━━━━━ EXERCISE MATERIALS

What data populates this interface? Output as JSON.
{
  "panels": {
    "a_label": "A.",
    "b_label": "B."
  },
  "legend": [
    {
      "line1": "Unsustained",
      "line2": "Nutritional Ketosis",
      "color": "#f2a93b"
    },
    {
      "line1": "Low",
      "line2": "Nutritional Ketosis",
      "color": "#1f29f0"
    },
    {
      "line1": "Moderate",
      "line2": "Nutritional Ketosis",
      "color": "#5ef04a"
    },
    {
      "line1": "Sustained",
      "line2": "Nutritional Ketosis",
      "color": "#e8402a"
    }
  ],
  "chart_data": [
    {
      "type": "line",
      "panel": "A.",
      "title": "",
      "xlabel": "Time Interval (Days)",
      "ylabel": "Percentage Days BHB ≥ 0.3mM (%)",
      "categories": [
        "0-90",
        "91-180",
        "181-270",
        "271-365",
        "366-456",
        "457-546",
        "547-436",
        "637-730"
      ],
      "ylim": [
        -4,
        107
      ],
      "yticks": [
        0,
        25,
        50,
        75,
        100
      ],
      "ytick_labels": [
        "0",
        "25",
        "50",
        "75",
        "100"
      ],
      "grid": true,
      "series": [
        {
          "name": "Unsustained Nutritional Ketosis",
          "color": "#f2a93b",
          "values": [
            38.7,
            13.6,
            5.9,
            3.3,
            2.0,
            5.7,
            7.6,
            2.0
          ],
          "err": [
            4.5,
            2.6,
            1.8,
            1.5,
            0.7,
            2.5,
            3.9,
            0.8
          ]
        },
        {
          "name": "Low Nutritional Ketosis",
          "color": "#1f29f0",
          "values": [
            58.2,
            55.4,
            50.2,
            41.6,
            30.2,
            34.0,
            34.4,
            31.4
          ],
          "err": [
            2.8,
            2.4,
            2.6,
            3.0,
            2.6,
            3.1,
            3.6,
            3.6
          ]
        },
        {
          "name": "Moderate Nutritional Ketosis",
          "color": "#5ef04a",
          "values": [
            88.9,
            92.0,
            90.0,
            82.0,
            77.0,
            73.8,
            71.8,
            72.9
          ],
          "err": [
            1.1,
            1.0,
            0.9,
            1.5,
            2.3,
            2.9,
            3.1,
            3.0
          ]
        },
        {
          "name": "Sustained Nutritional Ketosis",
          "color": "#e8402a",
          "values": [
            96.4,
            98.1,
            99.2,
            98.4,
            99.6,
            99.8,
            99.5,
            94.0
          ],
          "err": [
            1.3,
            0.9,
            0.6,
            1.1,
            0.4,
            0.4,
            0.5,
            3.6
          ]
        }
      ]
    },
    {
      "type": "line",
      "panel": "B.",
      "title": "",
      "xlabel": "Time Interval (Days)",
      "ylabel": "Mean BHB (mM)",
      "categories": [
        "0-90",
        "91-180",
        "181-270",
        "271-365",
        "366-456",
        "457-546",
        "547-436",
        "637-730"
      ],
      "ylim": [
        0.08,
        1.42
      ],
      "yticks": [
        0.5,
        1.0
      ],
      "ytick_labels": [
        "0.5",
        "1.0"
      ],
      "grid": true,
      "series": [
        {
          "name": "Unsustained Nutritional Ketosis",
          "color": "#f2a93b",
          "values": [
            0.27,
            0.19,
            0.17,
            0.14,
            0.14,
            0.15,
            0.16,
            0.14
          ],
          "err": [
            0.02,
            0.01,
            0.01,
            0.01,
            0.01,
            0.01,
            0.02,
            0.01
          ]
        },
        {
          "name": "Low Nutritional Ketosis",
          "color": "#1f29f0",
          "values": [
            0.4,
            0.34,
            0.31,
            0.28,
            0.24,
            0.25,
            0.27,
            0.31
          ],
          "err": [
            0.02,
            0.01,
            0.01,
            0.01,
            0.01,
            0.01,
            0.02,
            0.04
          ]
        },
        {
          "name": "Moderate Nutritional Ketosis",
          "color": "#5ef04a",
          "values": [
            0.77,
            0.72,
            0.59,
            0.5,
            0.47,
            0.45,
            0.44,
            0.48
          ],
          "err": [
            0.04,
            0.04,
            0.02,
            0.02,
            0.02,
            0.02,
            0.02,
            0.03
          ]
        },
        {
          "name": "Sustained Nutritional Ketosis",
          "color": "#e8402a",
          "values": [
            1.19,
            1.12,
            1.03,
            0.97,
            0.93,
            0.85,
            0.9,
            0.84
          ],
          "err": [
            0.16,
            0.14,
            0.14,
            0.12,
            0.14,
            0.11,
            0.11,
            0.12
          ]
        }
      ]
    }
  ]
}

━━━━━━━━━━

▶ PROBLEM REQUIREMENTS: Write out the full listing, keeping every line exactly as it is.

▶ THE ANSWER:
What data populates this interface? Output as JSON.
{
  "panels": {
    "a_label": "A.",
    "b_label": "B."
  },
  "legend": [
    {
      "line1": "Unsustained",
      "line2": "Nutritional Ketosis",
      "color": "#f2a93b"
    },
    {
      "line1": "Low",
      "line2": "Nutritional Ketosis",
      "color": "#1f29f0"
    },
    {
      "line1": "Moderate",
      "line2": "Nutritional Ketosis",
      "color": "#5ef04a"
    },
    {
      "line1": "Sustained",
      "line2": "Nutritional Ketosis",
      "color": "#e8402a"
    }
  ],
  "chart_data": [
    {
      "type": "line",
      "panel": "A.",
      "title": "",
      "xlabel": "Time Interval (Days)",
      "ylabel": "Percentage Days BHB ≥ 0.3mM (%)",
      "categories": [
        "0-90",
        "91-180",
        "181-270",
        "271-365",
        "366-456",
        "457-546",
        "547-436",
        "637-730"
      ],
      "ylim": [
        -4,
        107
      ],
      "yticks": [
        0,
        25,
        50,
        75,
        100
      ],
      "ytick_labels": [
        "0",
        "25",
        "50",
        "75",
        "100"
      ],
      "grid": true,
      "series": [
        {
          "name": "Unsustained Nutritional Ketosis",
          "color": "#f2a93b",
          "values": [
            38.7,
            13.6,
            5.9,
            3.3,
            2.0,
            5.7,
            7.6,
            2.0
          ],
          "err": [
            4.5,
            2.6,
            1.8,
            1.5,
            0.7,
            2.5,
            3.9,
            0.8
          ]
        },
        {
          "name": "Low Nutritional Ketosis",
          "color": "#1f29f0",
          "values": [
            58.2,
            55.4,
            50.2,
            41.6,
            30.2,
            34.0,
            34.4,
            31.4
          ],
          "err": [
            2.8,
            2.4,
            2.6,
            3.0,
            2.6,
            3.1,
            3.6,
            3.6
          ]
        },
        {
          "name": "Moderate Nutritional Ketosis",
          "color": "#5ef04a",
          "values": [
            88.9,
            92.0,
            90.0,
            82.0,
            77.0,
            73.8,
            71.8,
            72.9
          ],
          "err": [
            1.1,
            1.0,
            0.9,
            1.5,
            2.3,
            2.9,
            3.1,
            3.0
          ]
        },
        {
          "name": "Sustained Nutritional Ketosis",
          "color": "#e8402a",
          "values": [
            96.4,
            98.1,
            99.2,
            98.4,
            99.6,
            99.8,
            99.5,
            94.0
          ],
          "err": [
            1.3,
            0.9,
            0.6,
            1.1,
            0.4,
            0.4,
            0.5,
            3.6
          ]
        }
      ]
    },
    {
      "type": "line",
      "panel": "B.",
      "title": "",
      "xlabel": "Time Interval (Days)",
      "ylabel": "Mean BHB (mM)",
      "categories": [
        "0-90",
        "91-180",
        "181-270",
        "271-365",
        "366-456",
        "457-546",
        "547-436",
        "637-730"
      ],
      "ylim": [
        0.08,
        1.42
      ],
      "yticks": [
        0.5,
        1.0
      ],
      "ytick_labels": [
        "0.5",
        "1.0"
      ],
      "grid": true,
      "series": [
        {
          "name": "Unsustained Nutritional Ketosis",
          "color": "#f2a93b",
          "values": [
            0.27,
            0.19,
            0.17,
            0.14,
            0.14,
            0.15,
            0.16,
            0.14
          ],
          "err": [
            0.02,
            0.01,
            0.01,
            0.01,
            0.01,
            0.01,
            0.02,
            0.01
          ]
        },
        {
          "name": "Low Nutritional Ketosis",
          "color": "#1f29f0",
          "values": [
            0.4,
            0.34,
            0.31,
            0.28,
            0.24,
            0.25,
            0.27,
            0.31
          ],
          "err": [
            0.02,
            0.01,
            0.01,
            0.01,
            0.01,
            0.01,
            0.02,
            0.04
          ]
        },
        {
          "name": "Moderate Nutritional Ketosis",
          "color": "#5ef04a",
          "values": [
            0.77,
            0.72,
            0.59,
            0.5,
            0.47,
            0.45,
            0.44,
            0.48
          ],
          "err": [
            0.04,
            0.04,
            0.02,
            0.02,
            0.02,
            0.02,
            0.02,
            0.03
          ]
        },
        {
          "name": "Sustained Nutritional Ketosis",
          "color": "#e8402a",
          "values": [
            1.19,
            1.12,
            1.03,
            0.97,
            0.93,
            0.85,
            0.9,
            0.84
          ],
          "err": [
            0.16,
            0.14,
            0.14,
            0.12,
            0.14,
            0.11,
            0.11,
            0.12
          ]
        }
      ]
    }
  ]
}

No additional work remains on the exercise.